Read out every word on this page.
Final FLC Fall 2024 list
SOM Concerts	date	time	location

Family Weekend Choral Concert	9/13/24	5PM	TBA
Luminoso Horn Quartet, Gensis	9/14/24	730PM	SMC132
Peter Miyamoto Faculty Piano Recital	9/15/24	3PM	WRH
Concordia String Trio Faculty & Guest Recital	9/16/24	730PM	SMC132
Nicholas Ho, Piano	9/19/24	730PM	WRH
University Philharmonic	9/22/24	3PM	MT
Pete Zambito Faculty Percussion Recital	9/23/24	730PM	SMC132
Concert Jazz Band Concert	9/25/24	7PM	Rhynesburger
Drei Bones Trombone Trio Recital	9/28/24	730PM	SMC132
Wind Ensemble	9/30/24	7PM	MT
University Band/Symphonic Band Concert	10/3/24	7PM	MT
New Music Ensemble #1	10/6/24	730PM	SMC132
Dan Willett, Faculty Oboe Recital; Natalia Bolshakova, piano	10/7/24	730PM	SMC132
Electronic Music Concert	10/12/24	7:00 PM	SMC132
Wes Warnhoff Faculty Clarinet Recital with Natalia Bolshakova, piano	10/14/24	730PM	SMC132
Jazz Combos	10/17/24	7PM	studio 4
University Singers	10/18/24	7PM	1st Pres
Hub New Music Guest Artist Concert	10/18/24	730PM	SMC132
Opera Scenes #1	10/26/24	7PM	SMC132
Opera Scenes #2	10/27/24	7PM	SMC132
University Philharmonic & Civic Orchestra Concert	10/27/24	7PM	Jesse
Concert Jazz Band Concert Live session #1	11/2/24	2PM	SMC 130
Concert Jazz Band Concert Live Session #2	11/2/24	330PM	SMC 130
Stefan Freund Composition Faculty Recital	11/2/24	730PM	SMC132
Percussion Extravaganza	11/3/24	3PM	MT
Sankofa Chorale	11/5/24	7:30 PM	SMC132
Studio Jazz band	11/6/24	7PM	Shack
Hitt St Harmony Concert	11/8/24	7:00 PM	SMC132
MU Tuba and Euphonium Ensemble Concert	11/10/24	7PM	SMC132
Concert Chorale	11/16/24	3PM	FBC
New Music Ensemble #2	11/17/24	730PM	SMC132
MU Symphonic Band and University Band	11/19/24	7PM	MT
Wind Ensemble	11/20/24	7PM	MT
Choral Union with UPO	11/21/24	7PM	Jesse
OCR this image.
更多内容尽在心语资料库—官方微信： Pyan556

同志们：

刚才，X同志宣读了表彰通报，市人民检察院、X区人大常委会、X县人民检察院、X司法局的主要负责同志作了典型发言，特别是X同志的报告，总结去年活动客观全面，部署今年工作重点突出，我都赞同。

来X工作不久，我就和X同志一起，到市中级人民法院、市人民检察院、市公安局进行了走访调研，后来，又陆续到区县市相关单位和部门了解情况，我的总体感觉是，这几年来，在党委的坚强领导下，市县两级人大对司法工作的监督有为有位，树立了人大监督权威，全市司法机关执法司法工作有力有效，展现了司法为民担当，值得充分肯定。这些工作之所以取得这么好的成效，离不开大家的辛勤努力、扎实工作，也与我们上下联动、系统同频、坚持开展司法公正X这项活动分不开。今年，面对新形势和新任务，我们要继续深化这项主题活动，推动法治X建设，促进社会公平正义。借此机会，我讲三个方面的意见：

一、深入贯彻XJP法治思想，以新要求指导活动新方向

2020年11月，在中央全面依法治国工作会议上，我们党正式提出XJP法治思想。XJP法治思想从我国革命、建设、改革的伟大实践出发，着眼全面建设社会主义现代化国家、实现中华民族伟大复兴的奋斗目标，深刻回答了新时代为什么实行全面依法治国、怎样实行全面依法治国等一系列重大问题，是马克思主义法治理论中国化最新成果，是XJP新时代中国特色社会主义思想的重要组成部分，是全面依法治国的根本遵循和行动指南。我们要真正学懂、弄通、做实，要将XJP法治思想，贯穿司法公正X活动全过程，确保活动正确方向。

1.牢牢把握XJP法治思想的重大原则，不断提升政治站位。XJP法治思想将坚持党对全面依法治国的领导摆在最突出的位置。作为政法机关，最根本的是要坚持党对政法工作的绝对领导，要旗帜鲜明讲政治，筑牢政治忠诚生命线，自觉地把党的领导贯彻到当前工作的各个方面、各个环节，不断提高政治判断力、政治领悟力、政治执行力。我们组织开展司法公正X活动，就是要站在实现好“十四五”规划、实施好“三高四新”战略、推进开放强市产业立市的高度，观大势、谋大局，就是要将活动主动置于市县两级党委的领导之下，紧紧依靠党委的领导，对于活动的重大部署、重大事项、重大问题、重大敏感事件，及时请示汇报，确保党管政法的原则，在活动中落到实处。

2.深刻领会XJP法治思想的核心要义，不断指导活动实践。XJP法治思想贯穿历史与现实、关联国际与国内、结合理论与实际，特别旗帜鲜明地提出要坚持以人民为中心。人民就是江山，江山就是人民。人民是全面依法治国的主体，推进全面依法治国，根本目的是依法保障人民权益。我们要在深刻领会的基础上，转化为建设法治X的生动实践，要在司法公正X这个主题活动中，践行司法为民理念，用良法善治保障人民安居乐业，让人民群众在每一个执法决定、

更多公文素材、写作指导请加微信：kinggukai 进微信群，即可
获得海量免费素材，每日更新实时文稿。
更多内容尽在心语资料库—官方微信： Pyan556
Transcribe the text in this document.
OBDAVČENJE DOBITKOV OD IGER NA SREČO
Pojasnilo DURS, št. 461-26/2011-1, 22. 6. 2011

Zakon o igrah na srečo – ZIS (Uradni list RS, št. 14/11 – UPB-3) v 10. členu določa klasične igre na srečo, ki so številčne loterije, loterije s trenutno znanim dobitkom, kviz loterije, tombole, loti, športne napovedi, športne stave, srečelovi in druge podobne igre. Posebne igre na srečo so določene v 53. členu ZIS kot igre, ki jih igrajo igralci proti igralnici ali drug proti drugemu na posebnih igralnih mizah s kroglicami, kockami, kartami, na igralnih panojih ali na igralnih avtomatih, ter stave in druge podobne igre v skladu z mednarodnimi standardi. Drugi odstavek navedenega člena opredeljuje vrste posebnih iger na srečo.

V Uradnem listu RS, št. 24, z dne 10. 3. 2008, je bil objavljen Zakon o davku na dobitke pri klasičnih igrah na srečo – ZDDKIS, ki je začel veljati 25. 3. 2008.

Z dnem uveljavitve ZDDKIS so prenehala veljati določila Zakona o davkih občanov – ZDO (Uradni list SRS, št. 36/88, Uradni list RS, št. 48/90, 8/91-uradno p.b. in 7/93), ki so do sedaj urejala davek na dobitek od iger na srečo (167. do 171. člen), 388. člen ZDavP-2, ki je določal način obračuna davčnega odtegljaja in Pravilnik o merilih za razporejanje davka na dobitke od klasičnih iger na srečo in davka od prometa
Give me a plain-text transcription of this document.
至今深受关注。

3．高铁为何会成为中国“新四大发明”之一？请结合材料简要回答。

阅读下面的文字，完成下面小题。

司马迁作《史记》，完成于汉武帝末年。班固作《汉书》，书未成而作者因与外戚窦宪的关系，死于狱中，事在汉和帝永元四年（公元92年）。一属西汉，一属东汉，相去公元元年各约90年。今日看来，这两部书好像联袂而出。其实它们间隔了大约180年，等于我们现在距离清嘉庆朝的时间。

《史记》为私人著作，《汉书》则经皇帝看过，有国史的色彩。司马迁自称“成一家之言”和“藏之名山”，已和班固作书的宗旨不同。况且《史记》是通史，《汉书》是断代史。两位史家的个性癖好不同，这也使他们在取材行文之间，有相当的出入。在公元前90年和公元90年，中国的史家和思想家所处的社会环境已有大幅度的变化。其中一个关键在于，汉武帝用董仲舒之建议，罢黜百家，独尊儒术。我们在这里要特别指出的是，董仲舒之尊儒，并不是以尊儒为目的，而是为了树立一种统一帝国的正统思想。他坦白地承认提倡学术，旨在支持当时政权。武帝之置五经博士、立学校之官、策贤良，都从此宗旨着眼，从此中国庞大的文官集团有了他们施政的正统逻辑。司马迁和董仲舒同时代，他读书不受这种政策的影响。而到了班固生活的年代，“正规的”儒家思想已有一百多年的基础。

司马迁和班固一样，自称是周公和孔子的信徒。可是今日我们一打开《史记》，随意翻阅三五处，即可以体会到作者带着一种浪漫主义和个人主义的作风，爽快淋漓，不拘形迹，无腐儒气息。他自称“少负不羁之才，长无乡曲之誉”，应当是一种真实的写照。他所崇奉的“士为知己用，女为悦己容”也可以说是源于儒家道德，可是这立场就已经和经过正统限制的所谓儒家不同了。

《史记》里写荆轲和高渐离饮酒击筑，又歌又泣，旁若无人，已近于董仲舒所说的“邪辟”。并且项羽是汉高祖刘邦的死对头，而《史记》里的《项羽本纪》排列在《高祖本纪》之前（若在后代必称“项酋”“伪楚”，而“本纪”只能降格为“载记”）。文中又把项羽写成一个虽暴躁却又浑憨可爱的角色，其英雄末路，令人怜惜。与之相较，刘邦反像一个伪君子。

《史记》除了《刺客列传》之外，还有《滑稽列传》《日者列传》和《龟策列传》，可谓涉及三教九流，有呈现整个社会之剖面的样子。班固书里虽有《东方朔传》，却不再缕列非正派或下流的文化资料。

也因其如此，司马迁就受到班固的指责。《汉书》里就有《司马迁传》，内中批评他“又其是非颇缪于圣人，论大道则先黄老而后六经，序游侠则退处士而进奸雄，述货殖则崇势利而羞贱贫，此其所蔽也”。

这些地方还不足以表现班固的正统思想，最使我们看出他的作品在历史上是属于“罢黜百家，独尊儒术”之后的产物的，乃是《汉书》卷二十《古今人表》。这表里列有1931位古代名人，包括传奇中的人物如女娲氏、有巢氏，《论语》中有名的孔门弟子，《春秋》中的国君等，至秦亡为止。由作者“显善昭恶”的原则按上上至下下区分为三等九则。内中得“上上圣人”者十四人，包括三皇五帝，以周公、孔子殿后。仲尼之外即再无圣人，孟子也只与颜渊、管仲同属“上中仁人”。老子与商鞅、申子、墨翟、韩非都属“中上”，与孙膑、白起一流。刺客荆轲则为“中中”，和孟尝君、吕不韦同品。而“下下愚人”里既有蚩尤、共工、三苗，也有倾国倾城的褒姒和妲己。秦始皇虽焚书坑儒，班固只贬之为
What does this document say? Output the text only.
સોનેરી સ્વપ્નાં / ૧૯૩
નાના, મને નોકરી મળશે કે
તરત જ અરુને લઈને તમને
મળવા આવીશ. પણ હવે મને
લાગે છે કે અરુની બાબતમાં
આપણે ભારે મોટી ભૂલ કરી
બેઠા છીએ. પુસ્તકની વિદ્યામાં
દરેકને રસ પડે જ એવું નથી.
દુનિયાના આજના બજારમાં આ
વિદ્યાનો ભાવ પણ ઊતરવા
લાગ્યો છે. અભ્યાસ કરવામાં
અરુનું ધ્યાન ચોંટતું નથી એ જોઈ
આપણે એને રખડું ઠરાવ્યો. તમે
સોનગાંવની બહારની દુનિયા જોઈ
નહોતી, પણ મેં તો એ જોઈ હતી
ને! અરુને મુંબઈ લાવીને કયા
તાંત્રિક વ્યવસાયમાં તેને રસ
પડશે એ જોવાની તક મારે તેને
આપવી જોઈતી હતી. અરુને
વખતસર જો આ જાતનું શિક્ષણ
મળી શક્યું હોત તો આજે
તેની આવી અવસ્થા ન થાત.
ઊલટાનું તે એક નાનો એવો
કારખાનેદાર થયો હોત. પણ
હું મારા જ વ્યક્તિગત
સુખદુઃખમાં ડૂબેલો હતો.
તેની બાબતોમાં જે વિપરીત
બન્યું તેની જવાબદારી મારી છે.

▬▬▬

### Directions
Report only the number of lines that hold the string "市人民检察院" in this listing.

### Finished task
2